▶ [CONSIGNE ÉCRITE 1]: Recopiez le passage de l'extrait sur la marque SHEIN qui va de « Le site chinois » jusqu'à « à France info. », en remplaçant « employés » par « ouvriers ».
▶ [CONSIGNE ÉCRITE 2]: Traduisez en anglais cette phrase de l'extrait sur la marque SHEIN : « Au début 2022, des chercheurs de Public Eye ont rencontré des employés qui travaillaient 75 heures par semaine, soit presque le double de la législation chinoise. »
▶ [CONSIGNE ÉCRITE 3]: Prolongez l'extrait sur la marque SHEIN et la mode éphémère à partir de sa dernière phrase.

La mode éphémère et les déchets plastiques encombrent une décharge à Accra au Ghana, le 07 février 2022 (MUNTAKA CHASANT/SHUTTERSTOCK/SIP / SIPA)

La bête noire des travailleurs et de l'environnement

Le site chinois fait aujourd’hui partie des cinq plus gros vendeurs de mode en France, avec un prix moyen pour un vêtement de 7,40 euros, soit deux fois moins que le reste de ses concurrents. Pour obtenir ces prix , pas de surprise, les employés sont très largement sous-payés, tous rémunérés à l’unité et évidemment sans contrat. Au début 2022, des chercheurs de Public Eye ont rencontré des employés qui travaillaient 75 heures par semaine, soit presque le double de la législation chinoise.

« Ces travailleurs ont seulement un jour de congé par mois, voire aucun congé, donc travaillent sept jours sur sept. Cela s’appelle de l’exploitation » expliquait Nayla Ajaltouni, membre du collectif Ethique sur l’étiquette à à France info.



Les prix bon marché nous font croire qu’ils entraînent des économies dans la poche des consommateurs. Mais cette vision est terriblement étroite et uniquement véridique sur du court terme, puisque en tant que citoyens du monde nous finirons tous par payer le coût externe de cette production non durable. Car ce sont bel et bien des vêtements qu’on jette – puisqu’ils sont à moindre prix le regret de l’acheteur est quasi-nul – avec une absence de longévité causée par une qualité médiocre, et qui se muent très vite en des tonnes de déchets dont on se débarrasse dans des décharge à ciel ouverts bien loin de notre pays.

Une marque inclusive ?

Une des « qualités » mises en avant par la marque concerne sa large diversité de tailles et de tolérance vis-à-vis de ceux que la mode a trop souvent oubliés. Une qualité vantée par plusieurs sites comme « The body optimist » ou « madame figaro », qui ne font pas une seule mention des traces de plombs dans les vêtements ou de l’exploitation des employés…

Alors faire l’éloge d’une marque controversée parce qu’elle montre enfin des teintes d’inclusion, est-ce raisonnable ? Ne devrions-nous pas plutôt nous insurger contre les enseignes de slow fashion qui semblent bloquées sur des one size ? Rappelons également que les consommateurs problématiques de SHEIN ne sont pas forcément ceux qui souhaitent renouveler leurs garde-robes avec des moyens financiers très limités, mais plutôt cette majorité de clients qui dépensent 100 à 200 euros par mois en achetant des cartons entiers dont ils garderont à peine la moitié.

▶ [DONNÉES SOURCES]:
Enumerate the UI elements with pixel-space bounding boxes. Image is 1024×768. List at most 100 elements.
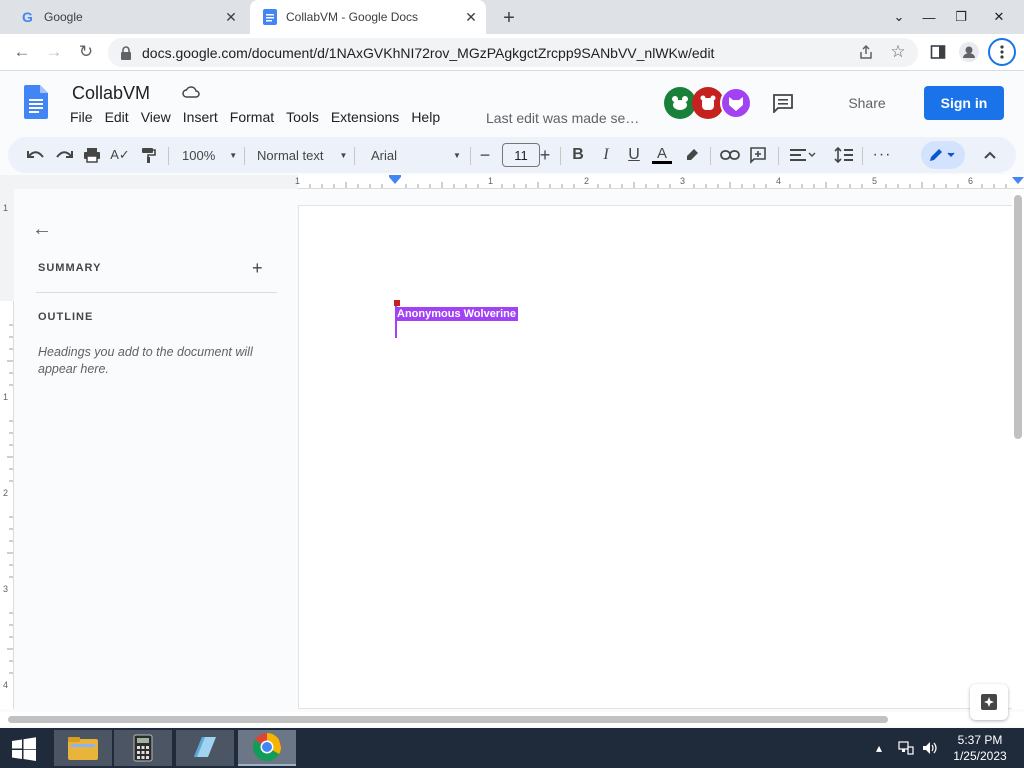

▶ [RÉPONSE FINALE 1]:
Le site chinois fait aujourd’hui partie des cinq plus gros vendeurs de mode en France, avec un prix moyen pour un vêtement de 7,40 euros, soit deux fois moins que le reste de ses concurrents. Pour obtenir ces prix , pas de surprise, les ouvriers sont très largement sous-payés, tous rémunérés à l’unité et évidemment sans contrat. Au début 2022, des chercheurs de Public Eye ont rencontré des ouvriers qui travaillaient 75 heures par semaine, soit presque le double de la législation chinoise.

« Ces travailleurs ont seulement un jour de congé par mois, voire aucun congé, donc travaillent sept jours sur sept. Cela s’appelle de l’exploitation » expliquait Nayla Ajaltouni, membre du collectif Ethique sur l’étiquette à à France info.

▶ [RÉPONSE FINALE 2]: In early 2022, researchers from Public Eye met employees who were working 75 hours a week, nearly double the Chinese legal limit.

▶ [RÉPONSE FINALE 3]:
Comment lutter concrètement ?

Des alternatives, il y en a. Slow fashion, vinted, tris, prendre le temps de donner ses vieux vêtements, payer plus pour garder plus. Et surtout, connaître ces marques nocives et en garder la consommation dans un cadre limité.

Que ce soit la Fast fashion avec Zara, Mango, Stradivarius, Bershka, ou encore l’Ultra Fast Fashion dont fait partie SHEIN, mais aussi Boohoo, Pretty Little Things ou Missguided, il n’est pas obligé de s’imposer une rigidité sévère quant à notre consommation de ses marques… Néanmoins, il devient vital que ce genre d’achats demeure dans la case étroite de l’exception. Les jeunes, premiers consommateurs de SHEIN, sont la cible de ce genre de marques, et il est donc d’autant plus nécessaire de se sensibiliser.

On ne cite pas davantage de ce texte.